→ **Records about charts and figures**:
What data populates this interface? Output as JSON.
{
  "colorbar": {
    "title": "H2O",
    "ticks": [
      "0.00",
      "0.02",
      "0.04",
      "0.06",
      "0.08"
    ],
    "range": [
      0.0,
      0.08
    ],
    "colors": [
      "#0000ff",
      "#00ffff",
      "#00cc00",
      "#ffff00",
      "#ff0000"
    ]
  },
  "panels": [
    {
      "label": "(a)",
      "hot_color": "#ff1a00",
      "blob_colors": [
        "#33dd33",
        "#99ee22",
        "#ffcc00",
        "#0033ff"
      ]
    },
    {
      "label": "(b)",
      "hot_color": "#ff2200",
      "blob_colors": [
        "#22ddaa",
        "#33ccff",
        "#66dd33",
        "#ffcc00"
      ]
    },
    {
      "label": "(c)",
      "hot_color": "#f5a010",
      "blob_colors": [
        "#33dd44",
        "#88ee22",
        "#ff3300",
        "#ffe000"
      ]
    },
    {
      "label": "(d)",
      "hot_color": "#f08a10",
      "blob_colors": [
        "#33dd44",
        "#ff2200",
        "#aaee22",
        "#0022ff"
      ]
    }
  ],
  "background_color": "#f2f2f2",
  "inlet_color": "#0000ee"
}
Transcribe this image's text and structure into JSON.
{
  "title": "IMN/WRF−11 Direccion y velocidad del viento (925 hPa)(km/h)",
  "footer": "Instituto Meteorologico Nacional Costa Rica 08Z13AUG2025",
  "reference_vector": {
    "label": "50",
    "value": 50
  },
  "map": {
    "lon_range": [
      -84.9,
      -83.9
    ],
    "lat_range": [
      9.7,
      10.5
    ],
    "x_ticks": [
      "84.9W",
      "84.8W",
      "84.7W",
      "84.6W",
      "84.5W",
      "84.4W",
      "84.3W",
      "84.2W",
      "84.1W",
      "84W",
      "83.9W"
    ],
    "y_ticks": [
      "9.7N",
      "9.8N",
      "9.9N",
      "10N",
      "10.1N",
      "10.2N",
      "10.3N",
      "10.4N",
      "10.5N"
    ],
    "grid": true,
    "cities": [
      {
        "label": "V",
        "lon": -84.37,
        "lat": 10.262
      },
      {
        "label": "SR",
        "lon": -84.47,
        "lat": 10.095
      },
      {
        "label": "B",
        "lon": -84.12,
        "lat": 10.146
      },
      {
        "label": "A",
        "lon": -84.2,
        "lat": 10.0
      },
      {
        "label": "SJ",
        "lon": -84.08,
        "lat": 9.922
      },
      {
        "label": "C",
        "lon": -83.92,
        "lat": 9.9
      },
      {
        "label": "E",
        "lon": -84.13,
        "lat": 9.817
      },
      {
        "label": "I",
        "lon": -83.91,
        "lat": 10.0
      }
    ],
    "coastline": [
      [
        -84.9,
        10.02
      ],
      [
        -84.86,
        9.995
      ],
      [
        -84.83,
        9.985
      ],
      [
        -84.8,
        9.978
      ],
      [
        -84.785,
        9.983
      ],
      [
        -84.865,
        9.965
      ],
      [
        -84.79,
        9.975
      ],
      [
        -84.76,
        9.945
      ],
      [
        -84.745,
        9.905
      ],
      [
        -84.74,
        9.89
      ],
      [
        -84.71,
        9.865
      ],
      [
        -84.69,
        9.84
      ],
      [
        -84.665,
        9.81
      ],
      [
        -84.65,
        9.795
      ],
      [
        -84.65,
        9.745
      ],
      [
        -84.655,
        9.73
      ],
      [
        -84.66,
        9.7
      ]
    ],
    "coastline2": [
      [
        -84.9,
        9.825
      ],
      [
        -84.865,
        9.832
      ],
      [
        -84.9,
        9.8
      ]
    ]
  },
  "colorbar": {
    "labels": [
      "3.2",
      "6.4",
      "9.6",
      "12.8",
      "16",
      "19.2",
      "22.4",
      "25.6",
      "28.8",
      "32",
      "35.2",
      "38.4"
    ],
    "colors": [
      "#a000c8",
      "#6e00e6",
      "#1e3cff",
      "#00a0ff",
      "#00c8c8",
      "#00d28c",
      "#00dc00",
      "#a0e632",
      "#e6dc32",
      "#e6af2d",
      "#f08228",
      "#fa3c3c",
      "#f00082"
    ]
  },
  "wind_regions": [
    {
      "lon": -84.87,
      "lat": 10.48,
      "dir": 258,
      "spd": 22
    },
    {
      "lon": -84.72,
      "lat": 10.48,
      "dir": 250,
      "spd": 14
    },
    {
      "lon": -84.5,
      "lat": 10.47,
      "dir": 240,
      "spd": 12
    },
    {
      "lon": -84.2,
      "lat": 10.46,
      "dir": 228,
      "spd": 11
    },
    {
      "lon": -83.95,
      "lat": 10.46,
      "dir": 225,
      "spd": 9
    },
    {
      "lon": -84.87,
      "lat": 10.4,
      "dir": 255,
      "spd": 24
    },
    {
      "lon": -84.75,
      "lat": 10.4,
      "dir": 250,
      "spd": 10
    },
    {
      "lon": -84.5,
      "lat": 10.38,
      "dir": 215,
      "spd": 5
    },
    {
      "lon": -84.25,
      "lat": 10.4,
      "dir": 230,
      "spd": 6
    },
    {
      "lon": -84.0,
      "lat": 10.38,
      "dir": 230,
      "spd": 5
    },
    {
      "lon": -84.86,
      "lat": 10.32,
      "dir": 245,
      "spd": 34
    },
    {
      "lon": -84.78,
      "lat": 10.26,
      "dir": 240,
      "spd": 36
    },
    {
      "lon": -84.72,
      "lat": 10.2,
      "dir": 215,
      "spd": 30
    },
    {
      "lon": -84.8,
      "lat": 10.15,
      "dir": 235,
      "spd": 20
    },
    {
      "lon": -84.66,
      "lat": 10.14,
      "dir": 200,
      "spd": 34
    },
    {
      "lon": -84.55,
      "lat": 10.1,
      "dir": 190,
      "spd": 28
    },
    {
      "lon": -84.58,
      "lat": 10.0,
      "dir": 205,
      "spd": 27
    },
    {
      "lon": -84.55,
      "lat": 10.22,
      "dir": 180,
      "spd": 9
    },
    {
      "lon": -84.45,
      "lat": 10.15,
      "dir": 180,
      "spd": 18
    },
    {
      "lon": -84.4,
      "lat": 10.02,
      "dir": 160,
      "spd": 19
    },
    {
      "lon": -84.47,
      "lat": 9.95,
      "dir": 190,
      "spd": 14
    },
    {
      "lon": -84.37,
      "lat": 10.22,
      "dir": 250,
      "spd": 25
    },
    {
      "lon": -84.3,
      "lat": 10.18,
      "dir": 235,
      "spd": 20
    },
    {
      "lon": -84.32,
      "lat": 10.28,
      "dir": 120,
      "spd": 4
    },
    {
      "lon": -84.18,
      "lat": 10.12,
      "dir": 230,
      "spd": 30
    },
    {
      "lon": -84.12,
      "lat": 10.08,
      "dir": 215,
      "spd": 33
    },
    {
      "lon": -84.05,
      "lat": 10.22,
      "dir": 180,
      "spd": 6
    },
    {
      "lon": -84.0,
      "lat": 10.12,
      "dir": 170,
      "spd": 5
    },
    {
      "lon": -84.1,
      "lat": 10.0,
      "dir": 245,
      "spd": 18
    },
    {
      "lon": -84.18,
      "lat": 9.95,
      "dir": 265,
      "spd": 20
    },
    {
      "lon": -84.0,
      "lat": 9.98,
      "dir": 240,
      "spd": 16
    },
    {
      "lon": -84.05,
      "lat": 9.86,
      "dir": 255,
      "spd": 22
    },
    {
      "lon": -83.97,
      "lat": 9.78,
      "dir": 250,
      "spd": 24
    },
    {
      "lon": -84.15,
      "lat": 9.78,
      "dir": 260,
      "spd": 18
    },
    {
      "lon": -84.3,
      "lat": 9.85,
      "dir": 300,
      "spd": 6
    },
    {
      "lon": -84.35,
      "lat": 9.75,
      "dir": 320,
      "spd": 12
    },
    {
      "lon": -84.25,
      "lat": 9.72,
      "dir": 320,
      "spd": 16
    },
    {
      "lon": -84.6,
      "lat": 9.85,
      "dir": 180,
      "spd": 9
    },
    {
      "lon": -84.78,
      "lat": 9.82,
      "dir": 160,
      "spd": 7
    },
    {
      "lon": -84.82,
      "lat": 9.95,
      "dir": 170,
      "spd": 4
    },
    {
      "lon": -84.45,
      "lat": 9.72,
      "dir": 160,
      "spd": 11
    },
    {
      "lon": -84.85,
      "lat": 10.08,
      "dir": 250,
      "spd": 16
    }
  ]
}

→ **OBJECTIVE**:
In the lines above, locate the string "title". Copy every line where it occurs.

→ **ANSWER**:
    "title": "H2O",
  "title": "IMN/WRF−11 Direccion y velocidad del viento (925 hPa)(km/h)",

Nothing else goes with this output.